* DIRECTION:
Transcribe the listing exactly, leaving out every picture.

** begin **

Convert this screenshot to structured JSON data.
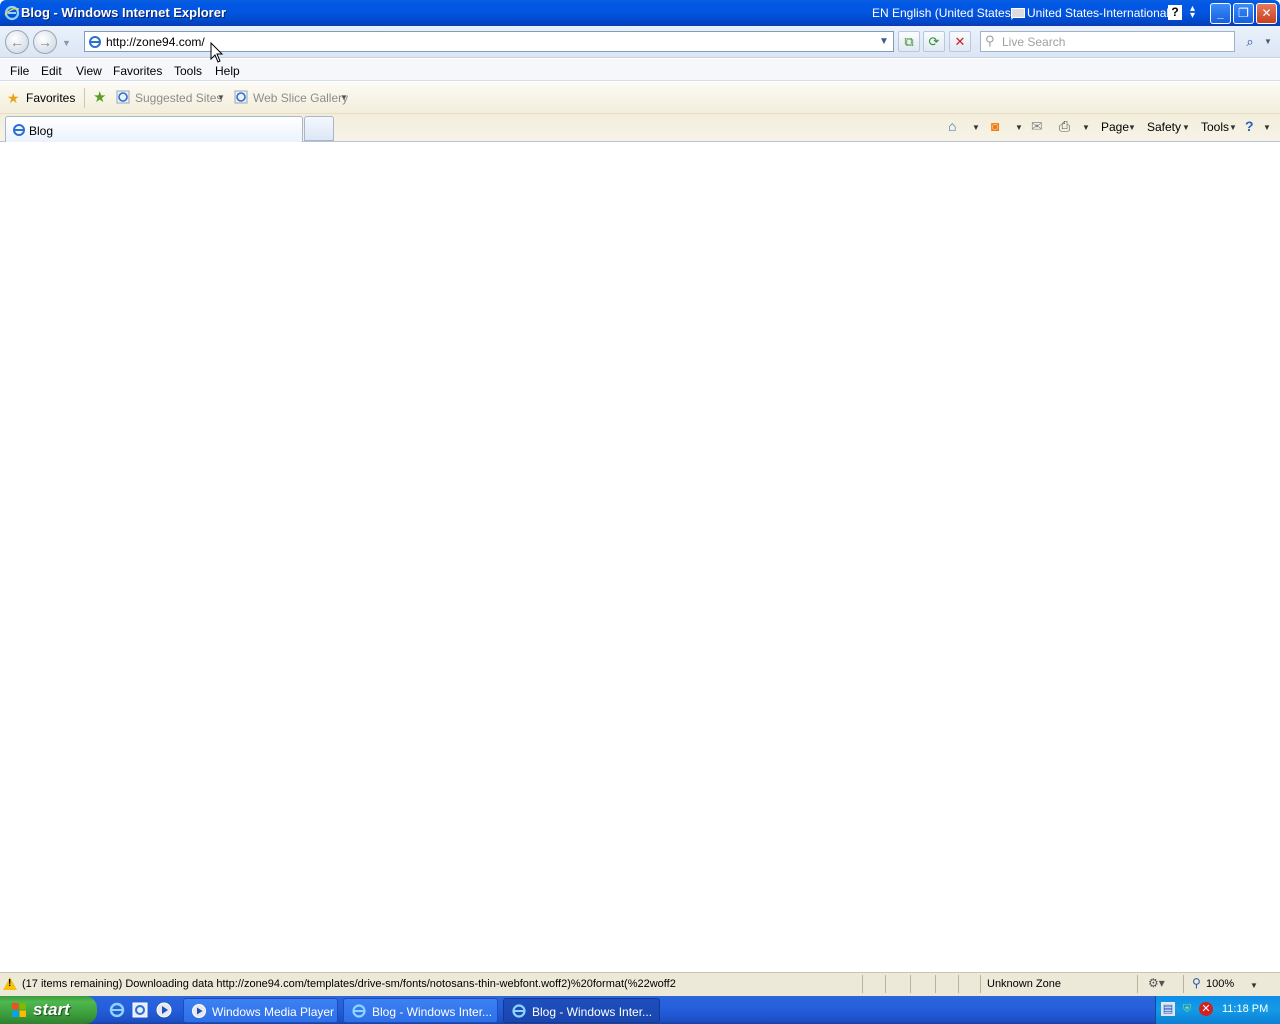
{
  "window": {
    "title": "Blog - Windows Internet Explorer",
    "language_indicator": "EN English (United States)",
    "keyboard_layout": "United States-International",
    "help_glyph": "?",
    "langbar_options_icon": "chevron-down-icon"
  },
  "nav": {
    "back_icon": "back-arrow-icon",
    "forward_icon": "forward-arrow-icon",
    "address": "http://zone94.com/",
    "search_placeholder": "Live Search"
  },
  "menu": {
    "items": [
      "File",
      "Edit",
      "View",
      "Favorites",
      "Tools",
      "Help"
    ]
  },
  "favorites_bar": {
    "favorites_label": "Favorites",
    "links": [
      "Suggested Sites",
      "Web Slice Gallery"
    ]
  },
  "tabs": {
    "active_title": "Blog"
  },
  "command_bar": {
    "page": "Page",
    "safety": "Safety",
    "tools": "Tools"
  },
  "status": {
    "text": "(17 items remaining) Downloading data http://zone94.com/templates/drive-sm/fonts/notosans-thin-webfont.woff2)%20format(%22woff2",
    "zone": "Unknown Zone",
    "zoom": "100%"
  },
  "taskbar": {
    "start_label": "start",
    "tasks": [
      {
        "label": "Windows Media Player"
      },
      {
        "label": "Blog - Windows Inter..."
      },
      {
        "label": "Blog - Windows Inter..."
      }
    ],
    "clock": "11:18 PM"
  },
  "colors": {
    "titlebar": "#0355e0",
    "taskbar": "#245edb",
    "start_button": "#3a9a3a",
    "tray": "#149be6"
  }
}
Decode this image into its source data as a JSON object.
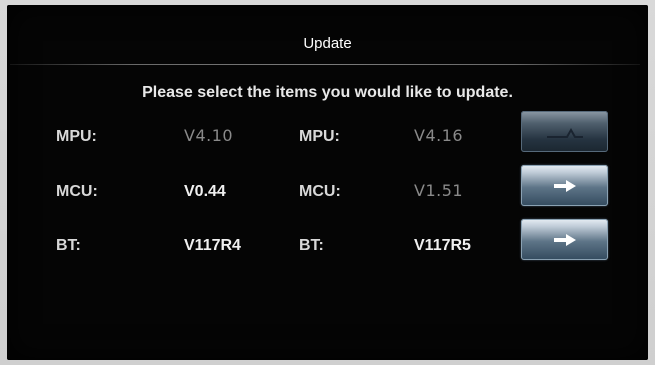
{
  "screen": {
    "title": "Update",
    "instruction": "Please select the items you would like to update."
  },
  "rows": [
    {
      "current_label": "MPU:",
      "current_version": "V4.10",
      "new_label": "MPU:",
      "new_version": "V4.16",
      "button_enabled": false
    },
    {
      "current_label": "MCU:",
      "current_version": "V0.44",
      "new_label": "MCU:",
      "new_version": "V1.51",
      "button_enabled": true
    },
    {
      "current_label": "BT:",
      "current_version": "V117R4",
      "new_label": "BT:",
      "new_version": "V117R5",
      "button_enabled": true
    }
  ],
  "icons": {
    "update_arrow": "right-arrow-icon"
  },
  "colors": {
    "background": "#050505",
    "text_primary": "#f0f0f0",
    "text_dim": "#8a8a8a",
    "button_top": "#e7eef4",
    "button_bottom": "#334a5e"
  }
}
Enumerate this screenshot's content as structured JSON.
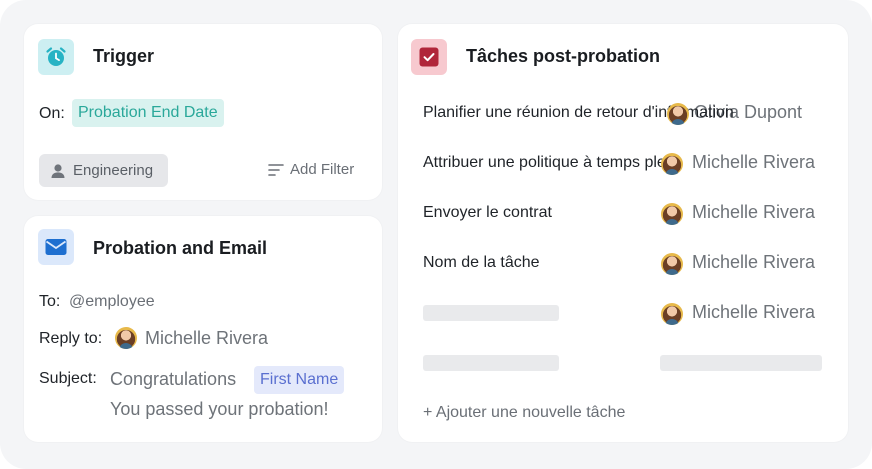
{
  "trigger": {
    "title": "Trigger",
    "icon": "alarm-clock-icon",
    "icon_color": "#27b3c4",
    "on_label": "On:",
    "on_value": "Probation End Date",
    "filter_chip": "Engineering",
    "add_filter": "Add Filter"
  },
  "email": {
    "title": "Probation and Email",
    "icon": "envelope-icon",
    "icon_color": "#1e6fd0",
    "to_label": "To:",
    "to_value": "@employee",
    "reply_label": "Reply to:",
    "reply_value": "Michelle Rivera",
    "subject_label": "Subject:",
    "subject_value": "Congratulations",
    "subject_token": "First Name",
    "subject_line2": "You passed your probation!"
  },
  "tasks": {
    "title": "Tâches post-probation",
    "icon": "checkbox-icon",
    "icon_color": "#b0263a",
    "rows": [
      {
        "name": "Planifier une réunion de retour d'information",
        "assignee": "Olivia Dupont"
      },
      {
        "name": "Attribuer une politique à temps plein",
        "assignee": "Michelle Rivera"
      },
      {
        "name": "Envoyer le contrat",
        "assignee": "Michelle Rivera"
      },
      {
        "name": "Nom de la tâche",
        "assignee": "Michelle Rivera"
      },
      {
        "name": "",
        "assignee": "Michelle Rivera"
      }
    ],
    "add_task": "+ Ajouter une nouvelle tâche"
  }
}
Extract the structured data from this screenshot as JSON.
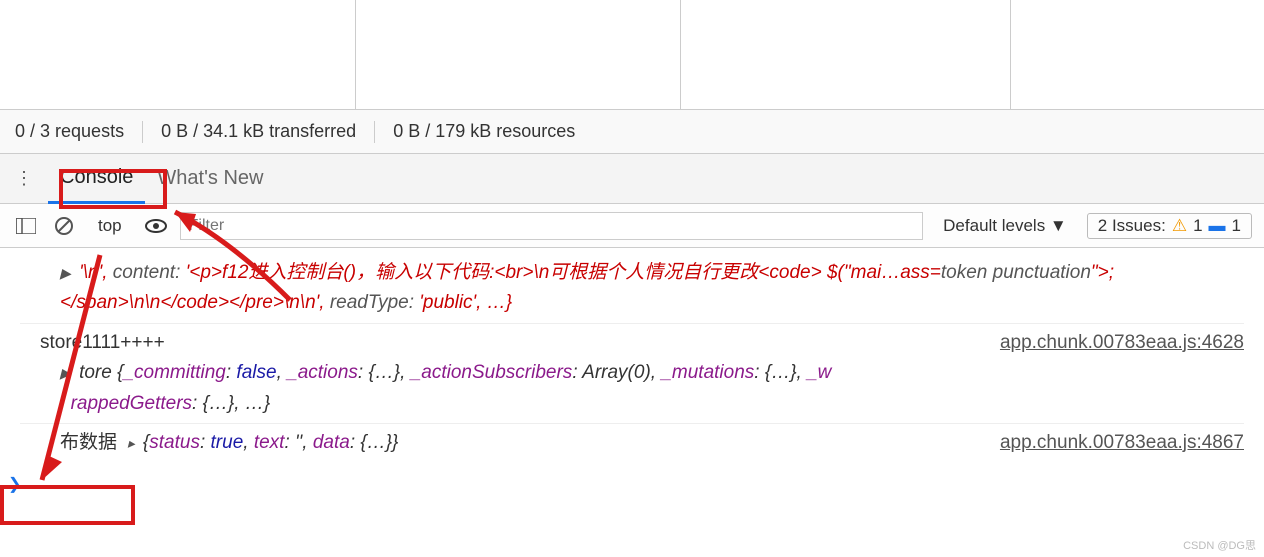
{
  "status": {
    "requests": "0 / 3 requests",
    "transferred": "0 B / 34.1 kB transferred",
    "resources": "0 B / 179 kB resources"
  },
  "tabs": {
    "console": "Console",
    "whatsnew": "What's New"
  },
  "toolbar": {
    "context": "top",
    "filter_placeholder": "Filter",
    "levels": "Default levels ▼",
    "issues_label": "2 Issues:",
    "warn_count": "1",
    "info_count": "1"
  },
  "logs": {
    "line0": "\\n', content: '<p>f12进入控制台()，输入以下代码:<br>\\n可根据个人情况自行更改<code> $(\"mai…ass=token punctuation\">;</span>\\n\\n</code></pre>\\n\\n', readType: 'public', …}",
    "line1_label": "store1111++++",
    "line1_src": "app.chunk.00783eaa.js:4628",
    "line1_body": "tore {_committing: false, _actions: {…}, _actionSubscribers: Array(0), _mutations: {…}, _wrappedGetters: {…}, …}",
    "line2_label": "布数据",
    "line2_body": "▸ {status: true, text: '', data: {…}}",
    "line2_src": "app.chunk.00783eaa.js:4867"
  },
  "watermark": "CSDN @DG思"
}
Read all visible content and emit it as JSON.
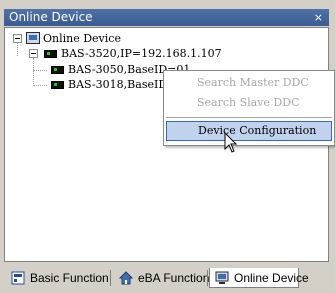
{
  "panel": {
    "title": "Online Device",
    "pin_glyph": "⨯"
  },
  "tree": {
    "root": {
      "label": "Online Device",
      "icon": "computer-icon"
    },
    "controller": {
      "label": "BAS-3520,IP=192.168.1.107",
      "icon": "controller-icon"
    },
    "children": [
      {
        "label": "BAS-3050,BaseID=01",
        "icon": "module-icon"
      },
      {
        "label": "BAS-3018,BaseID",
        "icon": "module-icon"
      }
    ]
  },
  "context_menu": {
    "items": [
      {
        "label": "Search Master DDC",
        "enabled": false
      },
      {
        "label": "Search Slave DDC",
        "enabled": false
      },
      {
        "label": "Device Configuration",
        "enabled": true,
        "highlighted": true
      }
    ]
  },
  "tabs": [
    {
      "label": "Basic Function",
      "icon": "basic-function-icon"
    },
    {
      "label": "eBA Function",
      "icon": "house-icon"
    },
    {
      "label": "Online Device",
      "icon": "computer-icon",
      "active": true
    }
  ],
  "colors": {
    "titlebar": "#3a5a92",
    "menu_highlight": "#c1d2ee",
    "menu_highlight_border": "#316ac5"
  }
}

** end **

* RESULT:
Convert this screenshot to structured JSON data.
{
  "window": {
    "title": "Blog - Windows Internet Explorer",
    "language_indicator": "EN English (United States)",
    "keyboard_layout": "United States-International",
    "help_glyph": "?",
    "langbar_options_icon": "chevron-down-icon"
  },
  "nav": {
    "back_icon": "back-arrow-icon",
    "forward_icon": "forward-arrow-icon",
    "address": "http://zone94.com/",
    "search_placeholder": "Live Search"
  },
  "menu": {
    "items": [
      "File",
      "Edit",
      "View",
      "Favorites",
      "Tools",
      "Help"
    ]
  },
  "favorites_bar": {
    "favorites_label": "Favorites",
    "links": [
      "Suggested Sites",
      "Web Slice Gallery"
    ]
  },
  "tabs": {
    "active_title": "Blog"
  },
  "command_bar": {
    "page": "Page",
    "safety": "Safety",
    "tools": "Tools"
  },
  "status": {
    "text": "(17 items remaining) Downloading data http://zone94.com/templates/drive-sm/fonts/notosans-thin-webfont.woff2)%20format(%22woff2",
    "zone": "Unknown Zone",
    "zoom": "100%"
  },
  "taskbar": {
    "start_label": "start",
    "tasks": [
      {
        "label": "Windows Media Player"
      },
      {
        "label": "Blog - Windows Inter..."
      },
      {
        "label": "Blog - Windows Inter..."
      }
    ],
    "clock": "11:18 PM"
  },
  "colors": {
    "titlebar": "#0355e0",
    "taskbar": "#245edb",
    "start_button": "#3a9a3a",
    "tray": "#149be6"
  }
}
Decode this image into its source data as a JSON object.
{
  "screen": {
    "title": "Update",
    "instruction": "Please select the items you would like to update."
  },
  "rows": [
    {
      "current_label": "MPU:",
      "current_version": "V4.10",
      "new_label": "MPU:",
      "new_version": "V4.16",
      "button_enabled": false
    },
    {
      "current_label": "MCU:",
      "current_version": "V0.44",
      "new_label": "MCU:",
      "new_version": "V1.51",
      "button_enabled": true
    },
    {
      "current_label": "BT:",
      "current_version": "V117R4",
      "new_label": "BT:",
      "new_version": "V117R5",
      "button_enabled": true
    }
  ],
  "icons": {
    "update_arrow": "right-arrow-icon"
  },
  "colors": {
    "background": "#050505",
    "text_primary": "#f0f0f0",
    "text_dim": "#8a8a8a",
    "button_top": "#e7eef4",
    "button_bottom": "#334a5e"
  }
}
Enumerate this screenshot's content as structured JSON.
{
  "trigger": {
    "title": "Trigger",
    "icon": "alarm-clock-icon",
    "icon_color": "#27b3c4",
    "on_label": "On:",
    "on_value": "Probation End Date",
    "filter_chip": "Engineering",
    "add_filter": "Add Filter"
  },
  "email": {
    "title": "Probation and Email",
    "icon": "envelope-icon",
    "icon_color": "#1e6fd0",
    "to_label": "To:",
    "to_value": "@employee",
    "reply_label": "Reply to:",
    "reply_value": "Michelle Rivera",
    "subject_label": "Subject:",
    "subject_value": "Congratulations",
    "subject_token": "First Name",
    "subject_line2": "You passed your probation!"
  },
  "tasks": {
    "title": "Tâches post-probation",
    "icon": "checkbox-icon",
    "icon_color": "#b0263a",
    "rows": [
      {
        "name": "Planifier une réunion de retour d'information",
        "assignee": "Olivia Dupont"
      },
      {
        "name": "Attribuer une politique à temps plein",
        "assignee": "Michelle Rivera"
      },
      {
        "name": "Envoyer le contrat",
        "assignee": "Michelle Rivera"
      },
      {
        "name": "Nom de la tâche",
        "assignee": "Michelle Rivera"
      },
      {
        "name": "",
        "assignee": "Michelle Rivera"
      }
    ],
    "add_task": "+ Ajouter une nouvelle tâche"
  }
}
Extract the structured data from this screenshot as JSON.
{
  "status": {
    "requests": "0 / 3 requests",
    "transferred": "0 B / 34.1 kB transferred",
    "resources": "0 B / 179 kB resources"
  },
  "tabs": {
    "console": "Console",
    "whatsnew": "What's New"
  },
  "toolbar": {
    "context": "top",
    "filter_placeholder": "Filter",
    "levels": "Default levels ▼",
    "issues_label": "2 Issues:",
    "warn_count": "1",
    "info_count": "1"
  },
  "logs": {
    "line0": "\\n', content: '<p>f12进入控制台()，输入以下代码:<br>\\n可根据个人情况自行更改<code> $(\"mai…ass=token punctuation\">;</span>\\n\\n</code></pre>\\n\\n', readType: 'public', …}",
    "line1_label": "store1111++++",
    "line1_src": "app.chunk.00783eaa.js:4628",
    "line1_body": "tore {_committing: false, _actions: {…}, _actionSubscribers: Array(0), _mutations: {…}, _wrappedGetters: {…}, …}",
    "line2_label": "布数据",
    "line2_body": "▸ {status: true, text: '', data: {…}}",
    "line2_src": "app.chunk.00783eaa.js:4867"
  },
  "watermark": "CSDN @DG思"
}
Read all visible content and emit it as JSON.
{
  "panel": {
    "title": "Online Device",
    "pin_glyph": "⨯"
  },
  "tree": {
    "root": {
      "label": "Online Device",
      "icon": "computer-icon"
    },
    "controller": {
      "label": "BAS-3520,IP=192.168.1.107",
      "icon": "controller-icon"
    },
    "children": [
      {
        "label": "BAS-3050,BaseID=01",
        "icon": "module-icon"
      },
      {
        "label": "BAS-3018,BaseID",
        "icon": "module-icon"
      }
    ]
  },
  "context_menu": {
    "items": [
      {
        "label": "Search Master DDC",
        "enabled": false
      },
      {
        "label": "Search Slave DDC",
        "enabled": false
      },
      {
        "label": "Device Configuration",
        "enabled": true,
        "highlighted": true
      }
    ]
  },
  "tabs": [
    {
      "label": "Basic Function",
      "icon": "basic-function-icon"
    },
    {
      "label": "eBA Function",
      "icon": "house-icon"
    },
    {
      "label": "Online Device",
      "icon": "computer-icon",
      "active": true
    }
  ],
  "colors": {
    "titlebar": "#3a5a92",
    "menu_highlight": "#c1d2ee",
    "menu_highlight_border": "#316ac5"
  }
}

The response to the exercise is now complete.